* MATERIALS PROVIDED:
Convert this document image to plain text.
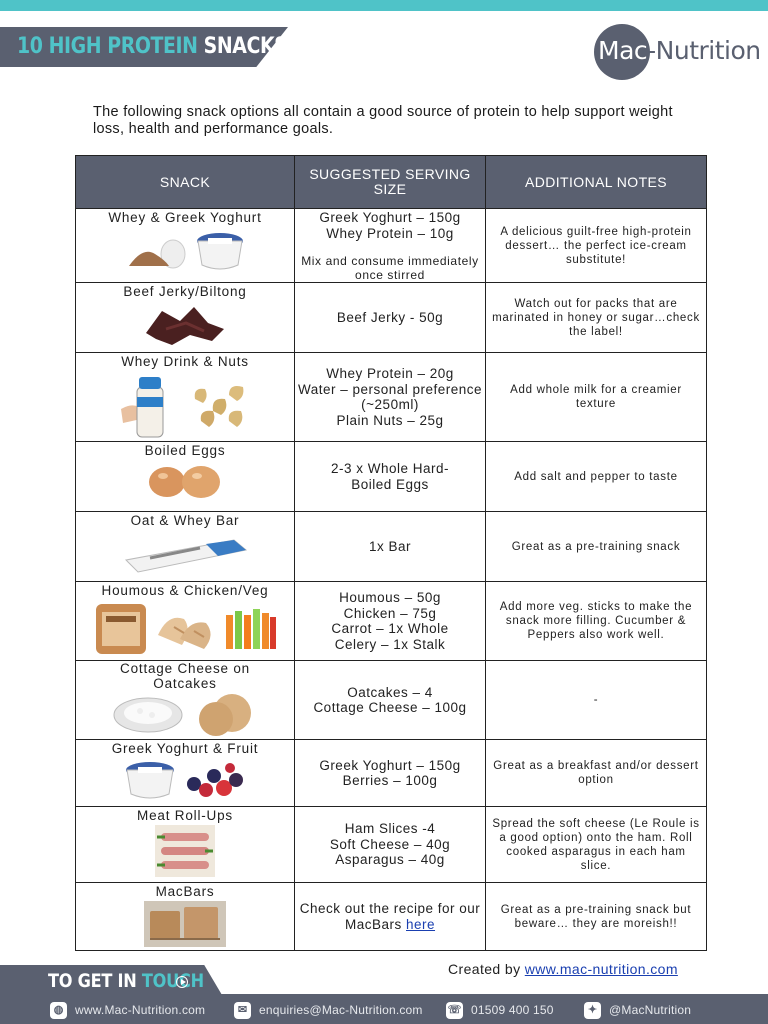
10 HIGH PROTEIN SNACKS	Mac-Nutrition
The following snack options all contain a good source of protein to help support weight loss, health and performance goals.
SNACK	SUGGESTED SERVING SIZE	ADDITIONAL NOTES

Whey & Greek Yoghurt	Greek Yoghurt – 150g
Whey Protein – 10g
Mix and consume immediately once stirred	A delicious guilt-free high-protein dessert… the perfect ice-cream substitute!

Beef Jerky/Biltong	Beef Jerky - 50g	Watch out for packs that are marinated in honey or sugar…check the label!

Whey Drink & Nuts	Whey Protein – 20g
Water – personal preference (~250ml)
Plain Nuts – 25g	Add whole milk for a creamier texture

Boiled Eggs	2-3 x Whole Hard-Boiled Eggs	Add salt and pepper to taste

Oat & Whey Bar	1x Bar	Great as a pre-training snack

Houmous & Chicken/Veg	Houmous – 50g
Chicken – 75g
Carrot – 1x Whole
Celery – 1x Stalk	Add more veg. sticks to make the snack more filling. Cucumber & Peppers also work well.

Cottage Cheese on Oatcakes	Oatcakes – 4
Cottage Cheese – 100g	-

Greek Yoghurt & Fruit	Greek Yoghurt – 150g
Berries – 100g	Great as a breakfast and/or dessert option

Meat Roll-Ups	Ham Slices -4
Soft Cheese – 40g
Asparagus – 40g	Spread the soft cheese (Le Roule is a good option) onto the ham. Roll cooked asparagus in each ham slice.

MacBars	Check out the recipe for our MacBars here	Great as a pre-training snack but beware… they are moreish!!
Created by www.mac-nutrition.com
TO GET IN TOUCH
◍ www.Mac-Nutrition.com	✉ enquiries@Mac-Nutrition.com ☏ 01509 400 150	✦ @MacNutrition
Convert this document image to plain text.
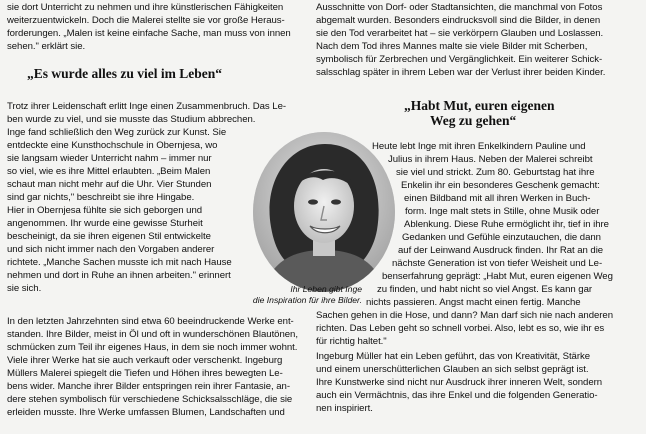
sie dort Unterricht zu nehmen und ihre künstlerischen Fähigkeiten
weiterzuentwickeln. Doch die Malerei stellte sie vor große Heraus-
forderungen. „Malen ist keine einfache Sache, man muss von innen
sehen." erklärt sie.
„Es wurde alles zu viel im Leben“
Trotz ihrer Leidenschaft erlitt Inge einen Zusammenbruch. Das Le-
ben wurde zu viel, und sie musste das Studium abbrechen.
Inge fand schließlich den Weg zurück zur Kunst. Sie
entdeckte eine Kunsthochschule in Obernjesa, wo
sie langsam wieder Unterricht nahm – immer nur
so viel, wie es ihre Mittel erlaubten. „Beim Malen
schaut man nicht mehr auf die Uhr. Vier Stunden
sind gar nichts," beschreibt sie ihre Hingabe.
Hier in Obernjesa fühlte sie sich geborgen und
angenommen. Ihr wurde eine gewisse Sturheit
bescheinigt, da sie ihren eigenen Stil entwickelte
und sich nicht immer nach den Vorgaben anderer
richtete. „Manche Sachen musste ich mit nach Hause
nehmen und dort in Ruhe an ihnen arbeiten." erinnert
sie sich.
In den letzten Jahrzehnten sind etwa 60 beeindruckende Werke ent-
standen. Ihre Bilder, meist in Öl und oft in wunderschönen Blautönen,
schmücken zum Teil ihr eigenes Haus, in dem sie noch immer wohnt.
Viele ihrer Werke hat sie auch verkauft oder verschenkt. Ingeburg
Müllers Malerei spiegelt die Tiefen und Höhen ihres bewegten Le-
bens wider. Manche ihrer Bilder entspringen rein ihrer Fantasie, an-
dere stehen symbolisch für verschiedene Schicksalsschläge, die sie
erleiden musste. Ihre Werke umfassen Blumen, Landschaften und
Ausschnitte von Dorf- oder Stadtansichten, die manchmal von Fotos
abgemalt wurden. Besonders eindrucksvoll sind die Bilder, in denen
sie den Tod verarbeitet hat – sie verkörpern Glauben und Loslassen.
Nach dem Tod ihres Mannes malte sie viele Bilder mit Scherben,
symbolisch für Zerbrechen und Vergänglichkeit. Ein weiterer Schick-
salsschlag später in ihrem Leben war der Verlust ihrer beiden Kinder.
„Habt Mut, euren eigenen
Weg zu gehen“
Heute lebt Inge mit ihren Enkelkindern Pauline und
Julius in ihrem Haus. Neben der Malerei schreibt
sie viel und strickt. Zum 80. Geburtstag hat ihre
Enkelin ihr ein besonderes Geschenk gemacht:
einen Bildband mit all ihren Werken in Buch-
form. Inge malt stets in Stille, ohne Musik oder
Ablenkung. Diese Ruhe ermöglicht ihr, tief in ihre
Gedanken und Gefühle einzutauchen, die dann
auf der Leinwand Ausdruck finden. Ihr Rat an die
nächste Generation ist von tiefer Weisheit und Le-
benserfahrung geprägt: „Habt Mut, euren eigenen Weg
zu finden, und habt nicht so viel Angst. Es kann gar
nichts passieren. Angst macht einen fertig. Manche
Sachen gehen in die Hose, und dann? Man darf sich nie nach anderen
richten. Das Leben geht so schnell vorbei. Also, lebt es so, wie ihr es
für richtig haltet."
Ingeburg Müller hat ein Leben geführt, das von Kreativität, Stärke
und einem unerschütterlichen Glauben an sich selbst geprägt ist.
Ihre Kunstwerke sind nicht nur Ausdruck ihrer inneren Welt, sondern
auch ein Vermächtnis, das ihre Enkel und die folgenden Generatio-
nen inspiriert.
Ihr Leben gibt Inge
die Inspiration für ihre Bilder.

* YOUR ASSIGNMENT: Output each record precisely as it appears, and drop every picture.

* FINISHED TASK:
Convert this document image to plain text.
10 HIGH PROTEIN SNACKS	Mac-Nutrition
The following snack options all contain a good source of protein to help support weight loss, health and performance goals.
SNACK	SUGGESTED SERVING SIZE	ADDITIONAL NOTES

Whey & Greek Yoghurt	Greek Yoghurt – 150g
Whey Protein – 10g
Mix and consume immediately once stirred	A delicious guilt-free high-protein dessert… the perfect ice-cream substitute!

Beef Jerky/Biltong	Beef Jerky - 50g	Watch out for packs that are marinated in honey or sugar…check the label!

Whey Drink & Nuts	Whey Protein – 20g
Water – personal preference (~250ml)
Plain Nuts – 25g	Add whole milk for a creamier texture

Boiled Eggs	2-3 x Whole Hard-Boiled Eggs	Add salt and pepper to taste

Oat & Whey Bar	1x Bar	Great as a pre-training snack

Houmous & Chicken/Veg	Houmous – 50g
Chicken – 75g
Carrot – 1x Whole
Celery – 1x Stalk	Add more veg. sticks to make the snack more filling. Cucumber & Peppers also work well.

Cottage Cheese on Oatcakes	Oatcakes – 4
Cottage Cheese – 100g	-

Greek Yoghurt & Fruit	Greek Yoghurt – 150g
Berries – 100g	Great as a breakfast and/or dessert option

Meat Roll-Ups	Ham Slices -4
Soft Cheese – 40g
Asparagus – 40g	Spread the soft cheese (Le Roule is a good option) onto the ham. Roll cooked asparagus in each ham slice.

MacBars	Check out the recipe for our MacBars here	Great as a pre-training snack but beware… they are moreish!!
Created by www.mac-nutrition.com
TO GET IN TOUCH
◍ www.Mac-Nutrition.com	✉ enquiries@Mac-Nutrition.com ☏ 01509 400 150	✦ @MacNutrition
Convert this document image to plain text.
sie dort Unterricht zu nehmen und ihre künstlerischen Fähigkeiten
weiterzuentwickeln. Doch die Malerei stellte sie vor große Heraus-
forderungen. „Malen ist keine einfache Sache, man muss von innen
sehen." erklärt sie.
„Es wurde alles zu viel im Leben“
Trotz ihrer Leidenschaft erlitt Inge einen Zusammenbruch. Das Le-
ben wurde zu viel, und sie musste das Studium abbrechen.
Inge fand schließlich den Weg zurück zur Kunst. Sie
entdeckte eine Kunsthochschule in Obernjesa, wo
sie langsam wieder Unterricht nahm – immer nur
so viel, wie es ihre Mittel erlaubten. „Beim Malen
schaut man nicht mehr auf die Uhr. Vier Stunden
sind gar nichts," beschreibt sie ihre Hingabe.
Hier in Obernjesa fühlte sie sich geborgen und
angenommen. Ihr wurde eine gewisse Sturheit
bescheinigt, da sie ihren eigenen Stil entwickelte
und sich nicht immer nach den Vorgaben anderer
richtete. „Manche Sachen musste ich mit nach Hause
nehmen und dort in Ruhe an ihnen arbeiten." erinnert
sie sich.
In den letzten Jahrzehnten sind etwa 60 beeindruckende Werke ent-
standen. Ihre Bilder, meist in Öl und oft in wunderschönen Blautönen,
schmücken zum Teil ihr eigenes Haus, in dem sie noch immer wohnt.
Viele ihrer Werke hat sie auch verkauft oder verschenkt. Ingeburg
Müllers Malerei spiegelt die Tiefen und Höhen ihres bewegten Le-
bens wider. Manche ihrer Bilder entspringen rein ihrer Fantasie, an-
dere stehen symbolisch für verschiedene Schicksalsschläge, die sie
erleiden musste. Ihre Werke umfassen Blumen, Landschaften und
Ausschnitte von Dorf- oder Stadtansichten, die manchmal von Fotos
abgemalt wurden. Besonders eindrucksvoll sind die Bilder, in denen
sie den Tod verarbeitet hat – sie verkörpern Glauben und Loslassen.
Nach dem Tod ihres Mannes malte sie viele Bilder mit Scherben,
symbolisch für Zerbrechen und Vergänglichkeit. Ein weiterer Schick-
salsschlag später in ihrem Leben war der Verlust ihrer beiden Kinder.
„Habt Mut, euren eigenen
Weg zu gehen“
Heute lebt Inge mit ihren Enkelkindern Pauline und
Julius in ihrem Haus. Neben der Malerei schreibt
sie viel und strickt. Zum 80. Geburtstag hat ihre
Enkelin ihr ein besonderes Geschenk gemacht:
einen Bildband mit all ihren Werken in Buch-
form. Inge malt stets in Stille, ohne Musik oder
Ablenkung. Diese Ruhe ermöglicht ihr, tief in ihre
Gedanken und Gefühle einzutauchen, die dann
auf der Leinwand Ausdruck finden. Ihr Rat an die
nächste Generation ist von tiefer Weisheit und Le-
benserfahrung geprägt: „Habt Mut, euren eigenen Weg
zu finden, und habt nicht so viel Angst. Es kann gar
nichts passieren. Angst macht einen fertig. Manche
Sachen gehen in die Hose, und dann? Man darf sich nie nach anderen
richten. Das Leben geht so schnell vorbei. Also, lebt es so, wie ihr es
für richtig haltet."
Ingeburg Müller hat ein Leben geführt, das von Kreativität, Stärke
und einem unerschütterlichen Glauben an sich selbst geprägt ist.
Ihre Kunstwerke sind nicht nur Ausdruck ihrer inneren Welt, sondern
auch ein Vermächtnis, das ihre Enkel und die folgenden Generatio-
nen inspiriert.
Ihr Leben gibt Inge
die Inspiration für ihre Bilder.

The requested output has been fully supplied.